→ **Short exercise**: Filter this material down to the lines that hold "коридоре", copying each one.

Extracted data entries
------------------------
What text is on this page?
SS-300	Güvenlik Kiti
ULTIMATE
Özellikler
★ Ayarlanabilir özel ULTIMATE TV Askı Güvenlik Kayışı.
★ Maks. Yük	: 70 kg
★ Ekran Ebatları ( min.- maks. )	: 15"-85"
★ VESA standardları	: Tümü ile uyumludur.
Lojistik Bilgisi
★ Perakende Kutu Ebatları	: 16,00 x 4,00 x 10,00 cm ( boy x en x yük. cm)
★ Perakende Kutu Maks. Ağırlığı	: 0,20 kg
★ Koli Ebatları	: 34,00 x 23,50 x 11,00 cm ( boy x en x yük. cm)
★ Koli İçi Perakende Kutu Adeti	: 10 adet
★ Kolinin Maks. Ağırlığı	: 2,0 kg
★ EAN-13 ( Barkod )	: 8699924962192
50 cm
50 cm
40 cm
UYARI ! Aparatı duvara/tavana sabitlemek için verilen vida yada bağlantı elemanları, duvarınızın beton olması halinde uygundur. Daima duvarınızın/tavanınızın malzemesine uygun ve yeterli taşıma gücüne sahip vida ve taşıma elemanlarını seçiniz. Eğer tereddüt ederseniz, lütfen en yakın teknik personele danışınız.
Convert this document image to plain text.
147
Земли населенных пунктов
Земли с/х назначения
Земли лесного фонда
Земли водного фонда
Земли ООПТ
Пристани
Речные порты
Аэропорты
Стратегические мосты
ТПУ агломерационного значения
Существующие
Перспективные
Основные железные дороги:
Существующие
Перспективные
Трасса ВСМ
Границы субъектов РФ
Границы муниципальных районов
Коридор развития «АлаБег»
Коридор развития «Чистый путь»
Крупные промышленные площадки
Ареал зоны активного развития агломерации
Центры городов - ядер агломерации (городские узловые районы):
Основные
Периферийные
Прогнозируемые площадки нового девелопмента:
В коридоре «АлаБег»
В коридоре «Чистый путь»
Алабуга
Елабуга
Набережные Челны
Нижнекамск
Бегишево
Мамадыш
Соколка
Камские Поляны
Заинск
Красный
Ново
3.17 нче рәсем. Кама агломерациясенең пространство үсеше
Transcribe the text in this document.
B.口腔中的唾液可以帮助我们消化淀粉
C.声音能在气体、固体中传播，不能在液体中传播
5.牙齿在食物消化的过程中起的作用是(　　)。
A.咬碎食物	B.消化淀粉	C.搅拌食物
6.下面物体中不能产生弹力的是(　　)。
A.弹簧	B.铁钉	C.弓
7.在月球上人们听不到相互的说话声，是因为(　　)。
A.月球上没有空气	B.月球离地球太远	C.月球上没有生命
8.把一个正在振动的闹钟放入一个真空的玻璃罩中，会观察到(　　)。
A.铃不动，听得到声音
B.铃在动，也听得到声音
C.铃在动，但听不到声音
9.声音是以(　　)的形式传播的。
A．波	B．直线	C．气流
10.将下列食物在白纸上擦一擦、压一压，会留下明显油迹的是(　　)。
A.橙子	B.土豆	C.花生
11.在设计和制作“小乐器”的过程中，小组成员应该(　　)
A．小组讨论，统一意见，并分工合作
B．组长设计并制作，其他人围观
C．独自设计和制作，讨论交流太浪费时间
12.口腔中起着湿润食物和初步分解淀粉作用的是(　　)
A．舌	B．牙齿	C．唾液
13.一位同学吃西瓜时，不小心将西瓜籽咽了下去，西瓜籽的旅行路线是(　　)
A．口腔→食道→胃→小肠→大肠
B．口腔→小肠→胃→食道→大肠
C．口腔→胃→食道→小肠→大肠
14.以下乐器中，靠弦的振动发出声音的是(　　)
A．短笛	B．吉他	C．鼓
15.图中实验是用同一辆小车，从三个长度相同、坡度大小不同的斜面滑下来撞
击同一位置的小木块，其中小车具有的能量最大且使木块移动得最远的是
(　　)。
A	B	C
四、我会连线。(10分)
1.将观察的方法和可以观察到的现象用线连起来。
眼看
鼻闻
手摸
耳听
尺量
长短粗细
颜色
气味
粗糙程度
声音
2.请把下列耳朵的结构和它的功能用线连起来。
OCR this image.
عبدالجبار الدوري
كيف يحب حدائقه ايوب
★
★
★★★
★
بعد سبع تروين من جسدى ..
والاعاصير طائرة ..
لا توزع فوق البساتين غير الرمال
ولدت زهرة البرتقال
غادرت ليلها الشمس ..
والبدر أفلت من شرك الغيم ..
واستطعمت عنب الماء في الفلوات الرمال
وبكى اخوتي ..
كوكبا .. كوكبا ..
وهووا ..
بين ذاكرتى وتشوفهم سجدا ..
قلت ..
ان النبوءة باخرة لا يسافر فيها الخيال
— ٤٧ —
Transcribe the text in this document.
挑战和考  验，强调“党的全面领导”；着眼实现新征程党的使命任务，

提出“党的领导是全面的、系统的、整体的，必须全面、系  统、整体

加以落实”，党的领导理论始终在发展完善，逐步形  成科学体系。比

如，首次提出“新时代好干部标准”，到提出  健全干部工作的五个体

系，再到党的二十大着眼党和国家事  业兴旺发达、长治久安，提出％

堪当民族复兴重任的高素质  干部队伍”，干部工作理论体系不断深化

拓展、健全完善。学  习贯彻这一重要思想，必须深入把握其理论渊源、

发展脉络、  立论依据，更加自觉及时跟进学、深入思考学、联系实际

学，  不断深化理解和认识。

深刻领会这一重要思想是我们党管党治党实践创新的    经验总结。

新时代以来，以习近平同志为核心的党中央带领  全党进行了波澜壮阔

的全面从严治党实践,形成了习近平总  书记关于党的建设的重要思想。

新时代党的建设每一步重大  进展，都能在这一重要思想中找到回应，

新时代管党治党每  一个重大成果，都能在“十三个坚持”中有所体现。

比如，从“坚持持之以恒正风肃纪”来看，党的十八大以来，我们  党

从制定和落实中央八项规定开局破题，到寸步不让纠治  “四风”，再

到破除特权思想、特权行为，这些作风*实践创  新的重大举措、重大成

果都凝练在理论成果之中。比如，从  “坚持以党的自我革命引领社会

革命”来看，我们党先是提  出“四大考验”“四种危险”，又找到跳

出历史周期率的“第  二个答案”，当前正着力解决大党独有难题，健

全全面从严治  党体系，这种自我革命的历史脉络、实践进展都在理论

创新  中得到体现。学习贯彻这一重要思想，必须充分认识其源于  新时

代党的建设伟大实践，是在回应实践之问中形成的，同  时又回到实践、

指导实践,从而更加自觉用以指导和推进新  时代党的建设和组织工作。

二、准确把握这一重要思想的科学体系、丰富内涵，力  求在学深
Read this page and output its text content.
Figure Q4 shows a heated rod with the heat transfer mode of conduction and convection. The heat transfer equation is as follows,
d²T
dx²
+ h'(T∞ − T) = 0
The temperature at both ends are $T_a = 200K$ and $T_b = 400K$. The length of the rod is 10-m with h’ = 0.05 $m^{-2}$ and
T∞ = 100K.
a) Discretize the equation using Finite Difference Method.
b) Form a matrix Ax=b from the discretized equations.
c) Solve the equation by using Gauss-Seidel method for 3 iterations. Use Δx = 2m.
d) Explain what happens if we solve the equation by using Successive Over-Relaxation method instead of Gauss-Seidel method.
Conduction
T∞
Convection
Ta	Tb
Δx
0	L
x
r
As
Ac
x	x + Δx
------------------------
→ **Result of the task**:
В коридоре «АлаБег»
В коридоре «Чистый путь»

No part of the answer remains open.